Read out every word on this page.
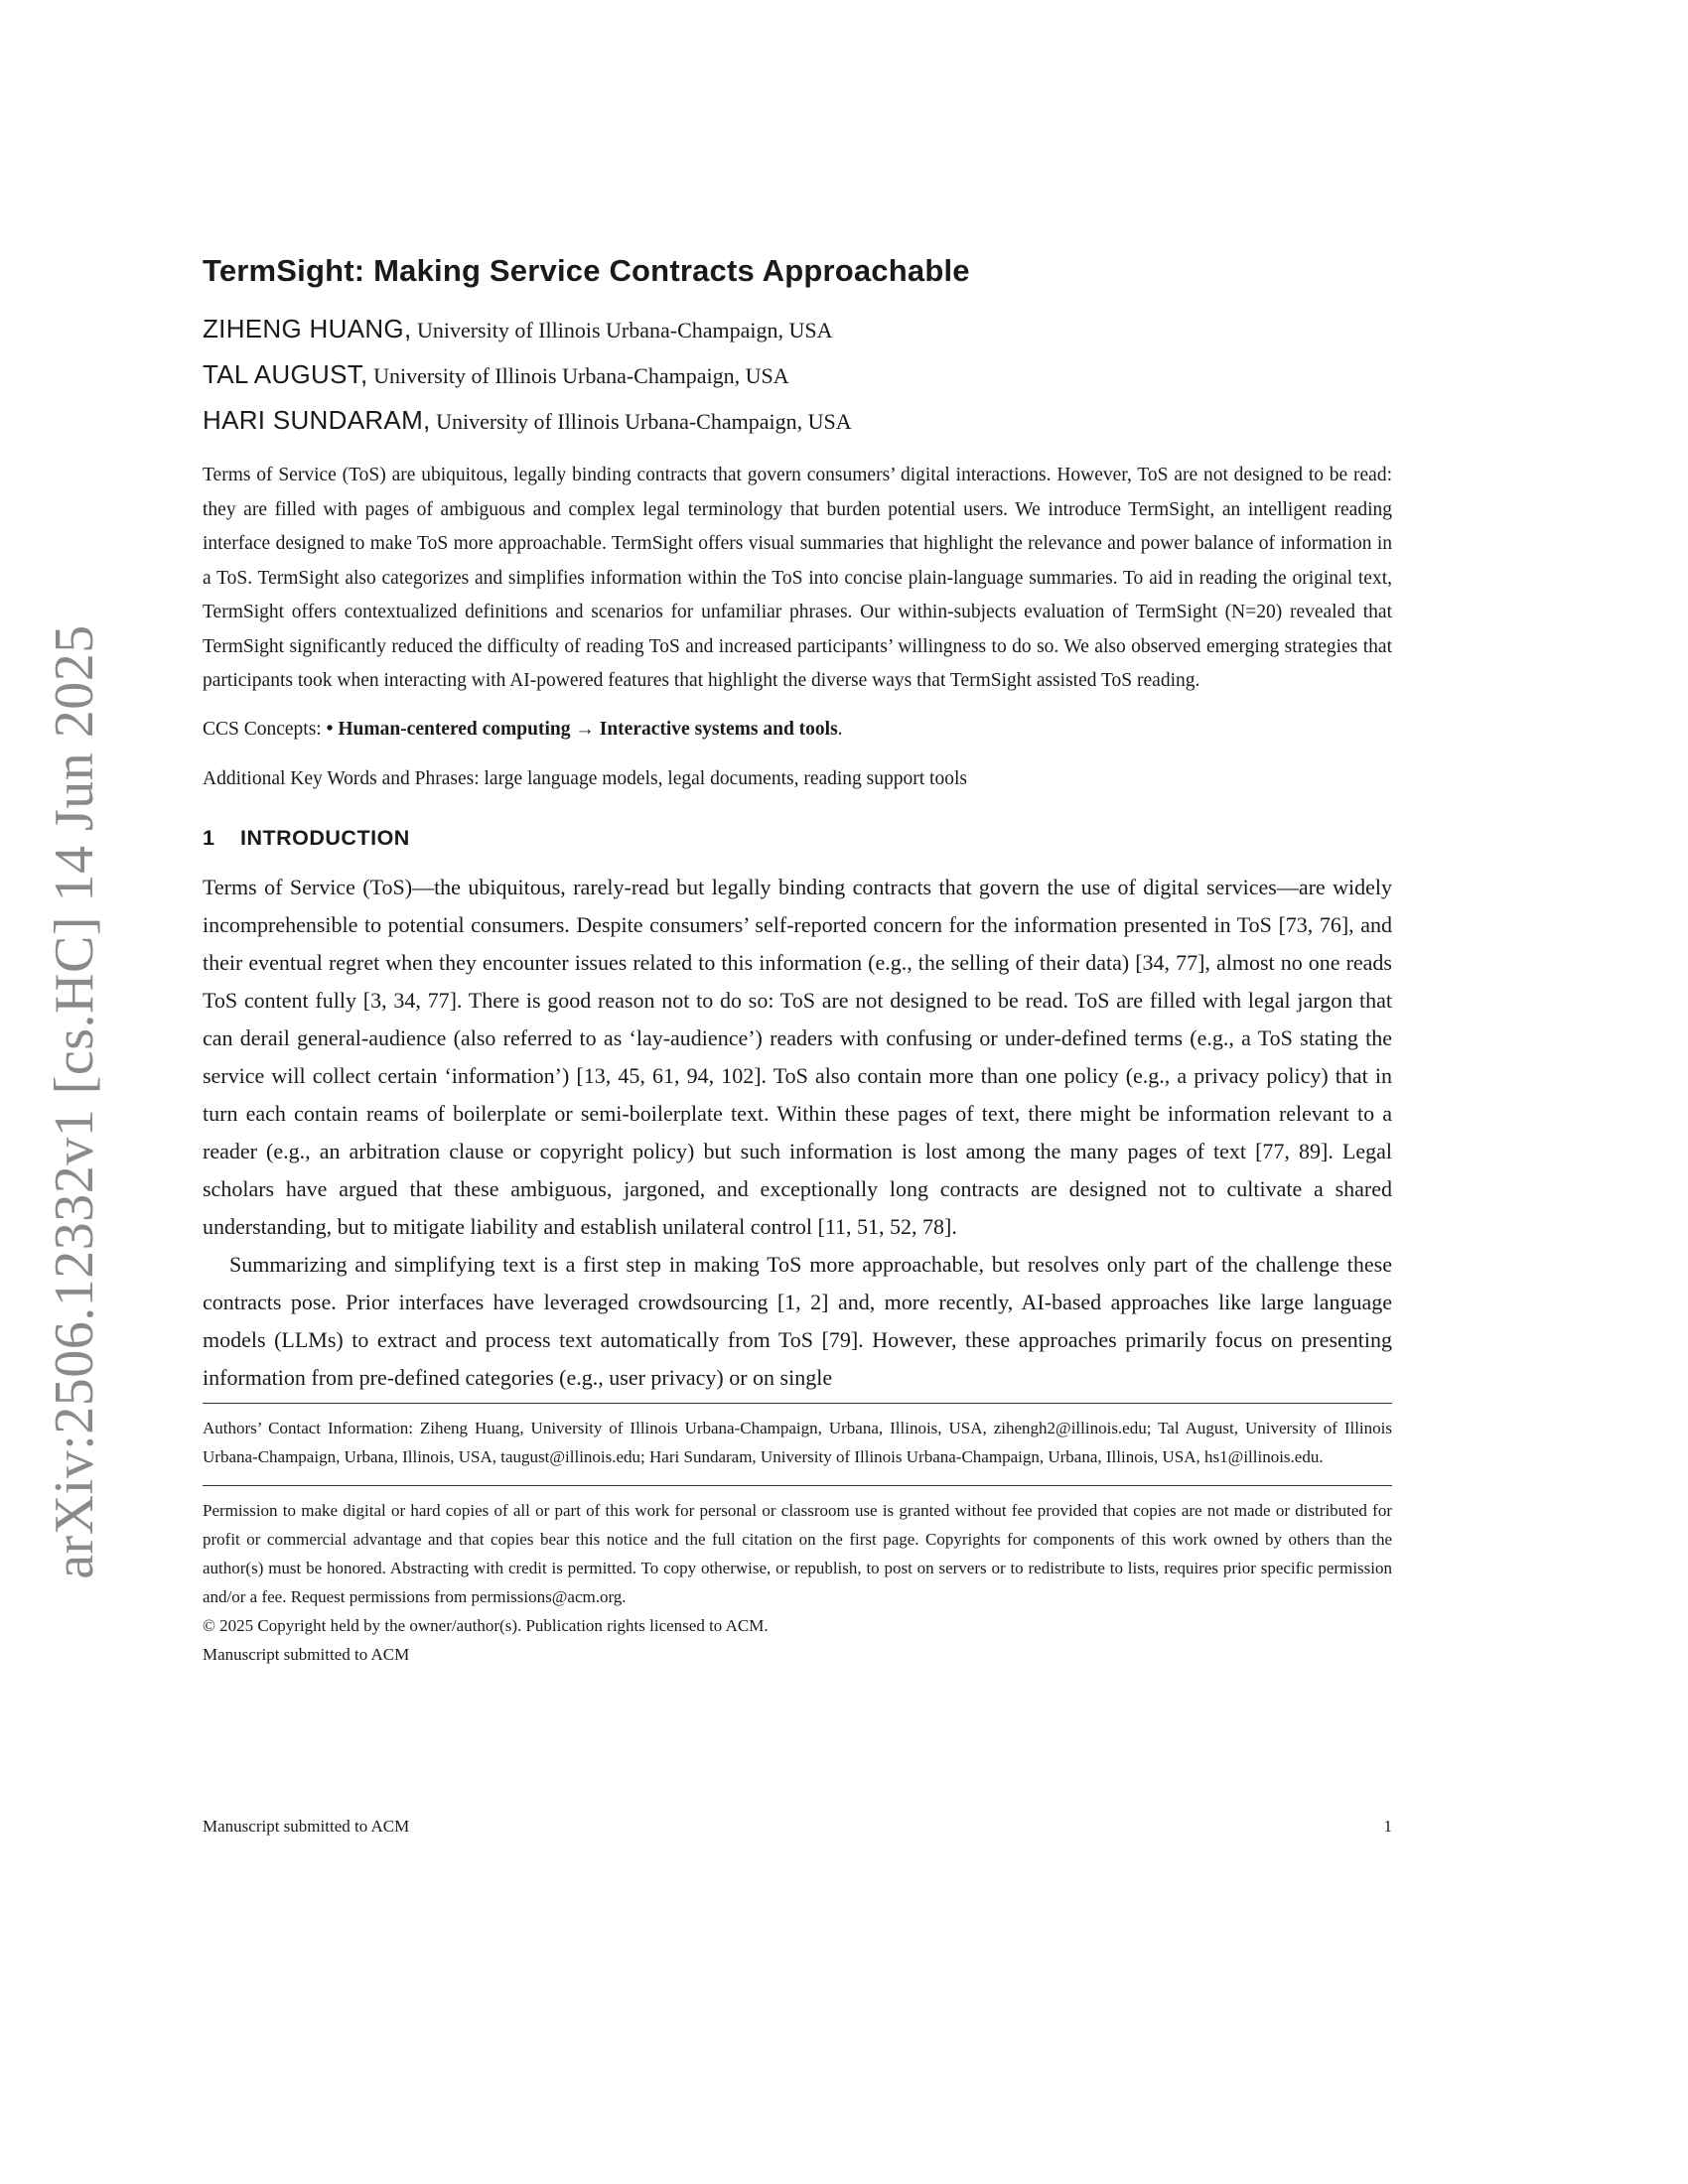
arXiv:2506.12332v1 [cs.HC] 14 Jun 2025
TermSight: Making Service Contracts Approachable

ZIHENG HUANG, University of Illinois Urbana-Champaign, USA

TAL AUGUST, University of Illinois Urbana-Champaign, USA

HARI SUNDARAM, University of Illinois Urbana-Champaign, USA

Terms of Service (ToS) are ubiquitous, legally binding contracts that govern consumers’ digital interactions. However, ToS are not designed to be read: they are filled with pages of ambiguous and complex legal terminology that burden potential users. We introduce TermSight, an intelligent reading interface designed to make ToS more approachable. TermSight offers visual summaries that highlight the relevance and power balance of information in a ToS. TermSight also categorizes and simplifies information within the ToS into concise plain-language summaries. To aid in reading the original text, TermSight offers contextualized definitions and scenarios for unfamiliar phrases. Our within-subjects evaluation of TermSight (N=20) revealed that TermSight significantly reduced the difficulty of reading ToS and increased participants’ willingness to do so. We also observed emerging strategies that participants took when interacting with AI-powered features that highlight the diverse ways that TermSight assisted ToS reading.

CCS Concepts: • Human-centered computing → Interactive systems and tools.

Additional Key Words and Phrases: large language models, legal documents, reading support tools

1 INTRODUCTION

Terms of Service (ToS)—the ubiquitous, rarely-read but legally binding contracts that govern the use of digital services—are widely incomprehensible to potential consumers. Despite consumers’ self-reported concern for the information presented in ToS [73, 76], and their eventual regret when they encounter issues related to this information (e.g., the selling of their data) [34, 77], almost no one reads ToS content fully [3, 34, 77]. There is good reason not to do so: ToS are not designed to be read. ToS are filled with legal jargon that can derail general-audience (also referred to as ‘lay-audience’) readers with confusing or under-defined terms (e.g., a ToS stating the service will collect certain ‘information’) [13, 45, 61, 94, 102]. ToS also contain more than one policy (e.g., a privacy policy) that in turn each contain reams of boilerplate or semi-boilerplate text. Within these pages of text, there might be information relevant to a reader (e.g., an arbitration clause or copyright policy) but such information is lost among the many pages of text [77, 89]. Legal scholars have argued that these ambiguous, jargoned, and exceptionally long contracts are designed not to cultivate a shared understanding, but to mitigate liability and establish unilateral control [11, 51, 52, 78].

Summarizing and simplifying text is a first step in making ToS more approachable, but resolves only part of the challenge these contracts pose. Prior interfaces have leveraged crowdsourcing [1, 2] and, more recently, AI-based approaches like large language models (LLMs) to extract and process text automatically from ToS [79]. However, these approaches primarily focus on presenting information from pre-defined categories (e.g., user privacy) or on single

Authors’ Contact Information: Ziheng Huang, University of Illinois Urbana-Champaign, Urbana, Illinois, USA, zihengh2@illinois.edu; Tal August, University of Illinois Urbana-Champaign, Urbana, Illinois, USA, taugust@illinois.edu; Hari Sundaram, University of Illinois Urbana-Champaign, Urbana, Illinois, USA, hs1@illinois.edu.

Permission to make digital or hard copies of all or part of this work for personal or classroom use is granted without fee provided that copies are not made or distributed for profit or commercial advantage and that copies bear this notice and the full citation on the first page. Copyrights for components of this work owned by others than the author(s) must be honored. Abstracting with credit is permitted. To copy otherwise, or republish, to post on servers or to redistribute to lists, requires prior specific permission and/or a fee. Request permissions from permissions@acm.org.

© 2025 Copyright held by the owner/author(s). Publication rights licensed to ACM.

Manuscript submitted to ACM

Manuscript submitted to ACM	1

* [TO BE DONE]
Copy out all the records exactly, excluding pictures.

* [FINAL ANSWER]
Read out every word on this page.
arXiv:2506.12332v1 [cs.HC] 14 Jun 2025
TermSight: Making Service Contracts Approachable

ZIHENG HUANG, University of Illinois Urbana-Champaign, USA

TAL AUGUST, University of Illinois Urbana-Champaign, USA

HARI SUNDARAM, University of Illinois Urbana-Champaign, USA

Terms of Service (ToS) are ubiquitous, legally binding contracts that govern consumers’ digital interactions. However, ToS are not designed to be read: they are filled with pages of ambiguous and complex legal terminology that burden potential users. We introduce TermSight, an intelligent reading interface designed to make ToS more approachable. TermSight offers visual summaries that highlight the relevance and power balance of information in a ToS. TermSight also categorizes and simplifies information within the ToS into concise plain-language summaries. To aid in reading the original text, TermSight offers contextualized definitions and scenarios for unfamiliar phrases. Our within-subjects evaluation of TermSight (N=20) revealed that TermSight significantly reduced the difficulty of reading ToS and increased participants’ willingness to do so. We also observed emerging strategies that participants took when interacting with AI-powered features that highlight the diverse ways that TermSight assisted ToS reading.

CCS Concepts: • Human-centered computing → Interactive systems and tools.

Additional Key Words and Phrases: large language models, legal documents, reading support tools

1 INTRODUCTION

Terms of Service (ToS)—the ubiquitous, rarely-read but legally binding contracts that govern the use of digital services—are widely incomprehensible to potential consumers. Despite consumers’ self-reported concern for the information presented in ToS [73, 76], and their eventual regret when they encounter issues related to this information (e.g., the selling of their data) [34, 77], almost no one reads ToS content fully [3, 34, 77]. There is good reason not to do so: ToS are not designed to be read. ToS are filled with legal jargon that can derail general-audience (also referred to as ‘lay-audience’) readers with confusing or under-defined terms (e.g., a ToS stating the service will collect certain ‘information’) [13, 45, 61, 94, 102]. ToS also contain more than one policy (e.g., a privacy policy) that in turn each contain reams of boilerplate or semi-boilerplate text. Within these pages of text, there might be information relevant to a reader (e.g., an arbitration clause or copyright policy) but such information is lost among the many pages of text [77, 89]. Legal scholars have argued that these ambiguous, jargoned, and exceptionally long contracts are designed not to cultivate a shared understanding, but to mitigate liability and establish unilateral control [11, 51, 52, 78].

Summarizing and simplifying text is a first step in making ToS more approachable, but resolves only part of the challenge these contracts pose. Prior interfaces have leveraged crowdsourcing [1, 2] and, more recently, AI-based approaches like large language models (LLMs) to extract and process text automatically from ToS [79]. However, these approaches primarily focus on presenting information from pre-defined categories (e.g., user privacy) or on single

Authors’ Contact Information: Ziheng Huang, University of Illinois Urbana-Champaign, Urbana, Illinois, USA, zihengh2@illinois.edu; Tal August, University of Illinois Urbana-Champaign, Urbana, Illinois, USA, taugust@illinois.edu; Hari Sundaram, University of Illinois Urbana-Champaign, Urbana, Illinois, USA, hs1@illinois.edu.

Permission to make digital or hard copies of all or part of this work for personal or classroom use is granted without fee provided that copies are not made or distributed for profit or commercial advantage and that copies bear this notice and the full citation on the first page. Copyrights for components of this work owned by others than the author(s) must be honored. Abstracting with credit is permitted. To copy otherwise, or republish, to post on servers or to redistribute to lists, requires prior specific permission and/or a fee. Request permissions from permissions@acm.org.

© 2025 Copyright held by the owner/author(s). Publication rights licensed to ACM.

Manuscript submitted to ACM

Manuscript submitted to ACM	1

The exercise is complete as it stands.